━━ Supplied records
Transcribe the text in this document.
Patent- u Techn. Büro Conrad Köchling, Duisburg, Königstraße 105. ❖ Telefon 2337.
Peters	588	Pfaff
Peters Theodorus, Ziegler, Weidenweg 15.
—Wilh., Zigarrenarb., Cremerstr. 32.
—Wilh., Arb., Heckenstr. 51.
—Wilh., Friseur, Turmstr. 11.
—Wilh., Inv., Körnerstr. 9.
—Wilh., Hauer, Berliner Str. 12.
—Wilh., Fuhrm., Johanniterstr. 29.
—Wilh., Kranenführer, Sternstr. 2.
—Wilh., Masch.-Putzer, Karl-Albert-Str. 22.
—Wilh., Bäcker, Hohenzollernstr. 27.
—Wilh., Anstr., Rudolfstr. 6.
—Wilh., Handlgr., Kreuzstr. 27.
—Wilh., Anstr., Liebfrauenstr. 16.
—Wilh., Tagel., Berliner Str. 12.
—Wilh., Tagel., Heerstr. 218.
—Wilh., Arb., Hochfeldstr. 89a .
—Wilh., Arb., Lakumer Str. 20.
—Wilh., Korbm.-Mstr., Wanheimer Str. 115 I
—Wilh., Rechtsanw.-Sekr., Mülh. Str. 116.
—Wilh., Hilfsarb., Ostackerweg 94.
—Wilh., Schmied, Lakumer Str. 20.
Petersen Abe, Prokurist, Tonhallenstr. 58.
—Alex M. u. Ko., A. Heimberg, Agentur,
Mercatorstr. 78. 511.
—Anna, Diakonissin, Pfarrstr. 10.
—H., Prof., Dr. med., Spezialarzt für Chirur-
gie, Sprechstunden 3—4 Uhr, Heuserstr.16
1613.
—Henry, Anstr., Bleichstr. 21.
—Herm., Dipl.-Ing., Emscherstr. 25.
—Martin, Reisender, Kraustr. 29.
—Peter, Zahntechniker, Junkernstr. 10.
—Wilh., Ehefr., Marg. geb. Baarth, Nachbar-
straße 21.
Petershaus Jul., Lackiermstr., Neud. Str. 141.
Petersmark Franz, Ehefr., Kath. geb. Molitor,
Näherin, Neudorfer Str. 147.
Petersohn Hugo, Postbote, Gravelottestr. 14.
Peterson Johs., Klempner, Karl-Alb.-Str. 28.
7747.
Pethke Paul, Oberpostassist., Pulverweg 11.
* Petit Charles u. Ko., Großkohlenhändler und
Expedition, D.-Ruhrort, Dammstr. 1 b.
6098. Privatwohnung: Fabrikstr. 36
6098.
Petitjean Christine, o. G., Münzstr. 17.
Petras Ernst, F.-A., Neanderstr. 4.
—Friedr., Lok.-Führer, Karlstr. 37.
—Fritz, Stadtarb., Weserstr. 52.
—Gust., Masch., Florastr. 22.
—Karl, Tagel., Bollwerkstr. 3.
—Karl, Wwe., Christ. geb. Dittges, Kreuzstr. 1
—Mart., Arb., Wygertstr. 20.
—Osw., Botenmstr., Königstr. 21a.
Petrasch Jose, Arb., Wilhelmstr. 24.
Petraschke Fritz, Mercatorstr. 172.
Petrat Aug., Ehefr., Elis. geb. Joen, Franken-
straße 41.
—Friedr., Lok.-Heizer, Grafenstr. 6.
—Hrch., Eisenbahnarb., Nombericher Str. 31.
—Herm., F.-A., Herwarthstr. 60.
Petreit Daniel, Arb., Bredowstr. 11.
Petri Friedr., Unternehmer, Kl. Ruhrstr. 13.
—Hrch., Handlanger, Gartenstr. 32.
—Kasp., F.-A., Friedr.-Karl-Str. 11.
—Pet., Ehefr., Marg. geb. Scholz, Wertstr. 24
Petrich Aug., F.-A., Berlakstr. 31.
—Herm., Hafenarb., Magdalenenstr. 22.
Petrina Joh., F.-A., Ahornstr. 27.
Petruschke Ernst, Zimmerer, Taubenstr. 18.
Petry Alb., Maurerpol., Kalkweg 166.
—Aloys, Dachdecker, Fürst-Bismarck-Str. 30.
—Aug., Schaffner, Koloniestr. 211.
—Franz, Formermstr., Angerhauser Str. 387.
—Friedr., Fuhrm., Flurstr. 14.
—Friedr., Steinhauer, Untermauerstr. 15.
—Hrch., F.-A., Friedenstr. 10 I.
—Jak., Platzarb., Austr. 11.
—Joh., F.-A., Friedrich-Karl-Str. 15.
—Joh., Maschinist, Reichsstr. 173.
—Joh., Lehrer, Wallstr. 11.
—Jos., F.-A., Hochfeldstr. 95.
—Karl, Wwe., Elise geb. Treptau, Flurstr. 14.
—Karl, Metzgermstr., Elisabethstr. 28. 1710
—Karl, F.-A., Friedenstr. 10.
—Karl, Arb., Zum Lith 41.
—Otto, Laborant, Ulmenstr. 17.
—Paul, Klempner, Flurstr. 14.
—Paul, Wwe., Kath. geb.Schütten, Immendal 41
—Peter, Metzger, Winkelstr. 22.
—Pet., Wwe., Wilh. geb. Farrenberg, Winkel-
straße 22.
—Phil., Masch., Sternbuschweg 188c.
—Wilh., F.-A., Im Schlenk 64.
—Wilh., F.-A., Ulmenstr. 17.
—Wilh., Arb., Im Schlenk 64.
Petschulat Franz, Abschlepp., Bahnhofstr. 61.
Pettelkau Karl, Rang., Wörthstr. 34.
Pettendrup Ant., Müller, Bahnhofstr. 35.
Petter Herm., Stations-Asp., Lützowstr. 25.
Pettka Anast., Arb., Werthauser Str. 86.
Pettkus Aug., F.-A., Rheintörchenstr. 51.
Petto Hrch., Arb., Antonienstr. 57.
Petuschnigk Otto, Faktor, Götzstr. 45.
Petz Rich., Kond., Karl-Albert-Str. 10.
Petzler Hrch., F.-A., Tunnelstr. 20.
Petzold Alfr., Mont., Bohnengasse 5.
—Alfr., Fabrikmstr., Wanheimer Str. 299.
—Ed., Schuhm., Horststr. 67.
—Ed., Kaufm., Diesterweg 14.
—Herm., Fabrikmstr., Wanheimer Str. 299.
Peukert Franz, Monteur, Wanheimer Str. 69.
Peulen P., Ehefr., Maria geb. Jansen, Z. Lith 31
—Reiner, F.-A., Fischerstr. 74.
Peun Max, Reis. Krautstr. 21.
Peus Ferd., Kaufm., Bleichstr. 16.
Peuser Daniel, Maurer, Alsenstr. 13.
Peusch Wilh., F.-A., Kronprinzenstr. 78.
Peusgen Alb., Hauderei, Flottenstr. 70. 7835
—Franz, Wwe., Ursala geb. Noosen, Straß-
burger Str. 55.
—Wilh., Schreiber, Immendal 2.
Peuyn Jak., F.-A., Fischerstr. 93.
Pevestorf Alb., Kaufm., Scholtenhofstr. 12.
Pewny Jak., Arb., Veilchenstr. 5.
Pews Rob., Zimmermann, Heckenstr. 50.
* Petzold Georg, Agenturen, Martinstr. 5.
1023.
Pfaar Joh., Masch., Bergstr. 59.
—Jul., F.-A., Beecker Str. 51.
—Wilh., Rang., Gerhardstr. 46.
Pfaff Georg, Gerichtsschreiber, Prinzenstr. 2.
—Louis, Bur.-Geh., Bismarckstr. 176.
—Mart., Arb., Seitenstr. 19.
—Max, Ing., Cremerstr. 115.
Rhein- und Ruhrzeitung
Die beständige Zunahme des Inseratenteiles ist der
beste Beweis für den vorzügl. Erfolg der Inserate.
━━━━
→ Exercise details
Return the entries above exactly as they appear.

→ Output of the task
Transcribe the text in this document.
Patent- u Techn. Büro Conrad Köchling, Duisburg, Königstraße 105. ❖ Telefon 2337.
Peters	588	Pfaff
Peters Theodorus, Ziegler, Weidenweg 15.
—Wilh., Zigarrenarb., Cremerstr. 32.
—Wilh., Arb., Heckenstr. 51.
—Wilh., Friseur, Turmstr. 11.
—Wilh., Inv., Körnerstr. 9.
—Wilh., Hauer, Berliner Str. 12.
—Wilh., Fuhrm., Johanniterstr. 29.
—Wilh., Kranenführer, Sternstr. 2.
—Wilh., Masch.-Putzer, Karl-Albert-Str. 22.
—Wilh., Bäcker, Hohenzollernstr. 27.
—Wilh., Anstr., Rudolfstr. 6.
—Wilh., Handlgr., Kreuzstr. 27.
—Wilh., Anstr., Liebfrauenstr. 16.
—Wilh., Tagel., Berliner Str. 12.
—Wilh., Tagel., Heerstr. 218.
—Wilh., Arb., Hochfeldstr. 89a .
—Wilh., Arb., Lakumer Str. 20.
—Wilh., Korbm.-Mstr., Wanheimer Str. 115 I
—Wilh., Rechtsanw.-Sekr., Mülh. Str. 116.
—Wilh., Hilfsarb., Ostackerweg 94.
—Wilh., Schmied, Lakumer Str. 20.
Petersen Abe, Prokurist, Tonhallenstr. 58.
—Alex M. u. Ko., A. Heimberg, Agentur,
Mercatorstr. 78. 511.
—Anna, Diakonissin, Pfarrstr. 10.
—H., Prof., Dr. med., Spezialarzt für Chirur-
gie, Sprechstunden 3—4 Uhr, Heuserstr.16
1613.
—Henry, Anstr., Bleichstr. 21.
—Herm., Dipl.-Ing., Emscherstr. 25.
—Martin, Reisender, Kraustr. 29.
—Peter, Zahntechniker, Junkernstr. 10.
—Wilh., Ehefr., Marg. geb. Baarth, Nachbar-
straße 21.
Petershaus Jul., Lackiermstr., Neud. Str. 141.
Petersmark Franz, Ehefr., Kath. geb. Molitor,
Näherin, Neudorfer Str. 147.
Petersohn Hugo, Postbote, Gravelottestr. 14.
Peterson Johs., Klempner, Karl-Alb.-Str. 28.
7747.
Pethke Paul, Oberpostassist., Pulverweg 11.
* Petit Charles u. Ko., Großkohlenhändler und
Expedition, D.-Ruhrort, Dammstr. 1 b.
6098. Privatwohnung: Fabrikstr. 36
6098.
Petitjean Christine, o. G., Münzstr. 17.
Petras Ernst, F.-A., Neanderstr. 4.
—Friedr., Lok.-Führer, Karlstr. 37.
—Fritz, Stadtarb., Weserstr. 52.
—Gust., Masch., Florastr. 22.
—Karl, Tagel., Bollwerkstr. 3.
—Karl, Wwe., Christ. geb. Dittges, Kreuzstr. 1
—Mart., Arb., Wygertstr. 20.
—Osw., Botenmstr., Königstr. 21a.
Petrasch Jose, Arb., Wilhelmstr. 24.
Petraschke Fritz, Mercatorstr. 172.
Petrat Aug., Ehefr., Elis. geb. Joen, Franken-
straße 41.
—Friedr., Lok.-Heizer, Grafenstr. 6.
—Hrch., Eisenbahnarb., Nombericher Str. 31.
—Herm., F.-A., Herwarthstr. 60.
Petreit Daniel, Arb., Bredowstr. 11.
Petri Friedr., Unternehmer, Kl. Ruhrstr. 13.
—Hrch., Handlanger, Gartenstr. 32.
—Kasp., F.-A., Friedr.-Karl-Str. 11.
—Pet., Ehefr., Marg. geb. Scholz, Wertstr. 24
Petrich Aug., F.-A., Berlakstr. 31.
—Herm., Hafenarb., Magdalenenstr. 22.
Petrina Joh., F.-A., Ahornstr. 27.
Petruschke Ernst, Zimmerer, Taubenstr. 18.
Petry Alb., Maurerpol., Kalkweg 166.
—Aloys, Dachdecker, Fürst-Bismarck-Str. 30.
—Aug., Schaffner, Koloniestr. 211.
—Franz, Formermstr., Angerhauser Str. 387.
—Friedr., Fuhrm., Flurstr. 14.
—Friedr., Steinhauer, Untermauerstr. 15.
—Hrch., F.-A., Friedenstr. 10 I.
—Jak., Platzarb., Austr. 11.
—Joh., F.-A., Friedrich-Karl-Str. 15.
—Joh., Maschinist, Reichsstr. 173.
—Joh., Lehrer, Wallstr. 11.
—Jos., F.-A., Hochfeldstr. 95.
—Karl, Wwe., Elise geb. Treptau, Flurstr. 14.
—Karl, Metzgermstr., Elisabethstr. 28. 1710
—Karl, F.-A., Friedenstr. 10.
—Karl, Arb., Zum Lith 41.
—Otto, Laborant, Ulmenstr. 17.
—Paul, Klempner, Flurstr. 14.
—Paul, Wwe., Kath. geb.Schütten, Immendal 41
—Peter, Metzger, Winkelstr. 22.
—Pet., Wwe., Wilh. geb. Farrenberg, Winkel-
straße 22.
—Phil., Masch., Sternbuschweg 188c.
—Wilh., F.-A., Im Schlenk 64.
—Wilh., F.-A., Ulmenstr. 17.
—Wilh., Arb., Im Schlenk 64.
Petschulat Franz, Abschlepp., Bahnhofstr. 61.
Pettelkau Karl, Rang., Wörthstr. 34.
Pettendrup Ant., Müller, Bahnhofstr. 35.
Petter Herm., Stations-Asp., Lützowstr. 25.
Pettka Anast., Arb., Werthauser Str. 86.
Pettkus Aug., F.-A., Rheintörchenstr. 51.
Petto Hrch., Arb., Antonienstr. 57.
Petuschnigk Otto, Faktor, Götzstr. 45.
Petz Rich., Kond., Karl-Albert-Str. 10.
Petzler Hrch., F.-A., Tunnelstr. 20.
Petzold Alfr., Mont., Bohnengasse 5.
—Alfr., Fabrikmstr., Wanheimer Str. 299.
—Ed., Schuhm., Horststr. 67.
—Ed., Kaufm., Diesterweg 14.
—Herm., Fabrikmstr., Wanheimer Str. 299.
Peukert Franz, Monteur, Wanheimer Str. 69.
Peulen P., Ehefr., Maria geb. Jansen, Z. Lith 31
—Reiner, F.-A., Fischerstr. 74.
Peun Max, Reis. Krautstr. 21.
Peus Ferd., Kaufm., Bleichstr. 16.
Peuser Daniel, Maurer, Alsenstr. 13.
Peusch Wilh., F.-A., Kronprinzenstr. 78.
Peusgen Alb., Hauderei, Flottenstr. 70. 7835
—Franz, Wwe., Ursala geb. Noosen, Straß-
burger Str. 55.
—Wilh., Schreiber, Immendal 2.
Peuyn Jak., F.-A., Fischerstr. 93.
Pevestorf Alb., Kaufm., Scholtenhofstr. 12.
Pewny Jak., Arb., Veilchenstr. 5.
Pews Rob., Zimmermann, Heckenstr. 50.
* Petzold Georg, Agenturen, Martinstr. 5.
1023.
Pfaar Joh., Masch., Bergstr. 59.
—Jul., F.-A., Beecker Str. 51.
—Wilh., Rang., Gerhardstr. 46.
Pfaff Georg, Gerichtsschreiber, Prinzenstr. 2.
—Louis, Bur.-Geh., Bismarckstr. 176.
—Mart., Arb., Seitenstr. 19.
—Max, Ing., Cremerstr. 115.
Rhein- und Ruhrzeitung
Die beständige Zunahme des Inseratenteiles ist der
beste Beweis für den vorzügl. Erfolg der Inserate.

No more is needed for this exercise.